> [EXERCISE DESCRIPTION]
Among the entries that follow, some lines contain the word "about". Show all of them.

(Dataset rows for document pages)

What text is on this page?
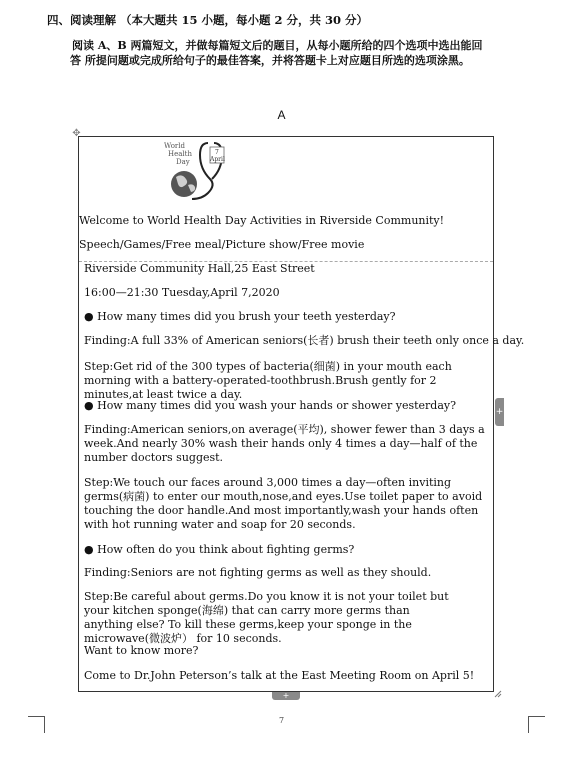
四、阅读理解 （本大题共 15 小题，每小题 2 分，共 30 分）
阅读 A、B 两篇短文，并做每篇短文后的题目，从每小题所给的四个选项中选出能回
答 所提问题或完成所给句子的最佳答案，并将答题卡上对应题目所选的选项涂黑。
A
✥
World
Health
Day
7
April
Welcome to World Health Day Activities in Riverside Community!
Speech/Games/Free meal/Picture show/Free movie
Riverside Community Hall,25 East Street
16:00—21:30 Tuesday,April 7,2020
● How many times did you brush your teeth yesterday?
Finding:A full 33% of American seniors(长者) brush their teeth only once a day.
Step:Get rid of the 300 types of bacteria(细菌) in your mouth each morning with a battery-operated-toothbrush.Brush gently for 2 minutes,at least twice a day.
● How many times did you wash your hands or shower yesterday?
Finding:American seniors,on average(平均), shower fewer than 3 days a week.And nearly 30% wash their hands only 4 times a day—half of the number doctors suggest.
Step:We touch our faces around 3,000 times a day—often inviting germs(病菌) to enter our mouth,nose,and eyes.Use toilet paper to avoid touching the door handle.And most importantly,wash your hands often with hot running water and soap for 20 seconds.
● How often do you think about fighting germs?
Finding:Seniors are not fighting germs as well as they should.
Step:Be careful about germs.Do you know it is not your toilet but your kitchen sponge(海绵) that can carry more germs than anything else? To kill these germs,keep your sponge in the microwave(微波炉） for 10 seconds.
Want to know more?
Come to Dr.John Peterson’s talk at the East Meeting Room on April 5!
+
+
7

> [SOLUTION TO THE PROBLEM]
● How often do you think about fighting germs?
Step:Be careful about germs.Do you know it is not your toilet but your kitchen sponge(海绵) that can carry more germs than anything else? To kill these germs,keep your sponge in the microwave(微波炉） for 10 seconds.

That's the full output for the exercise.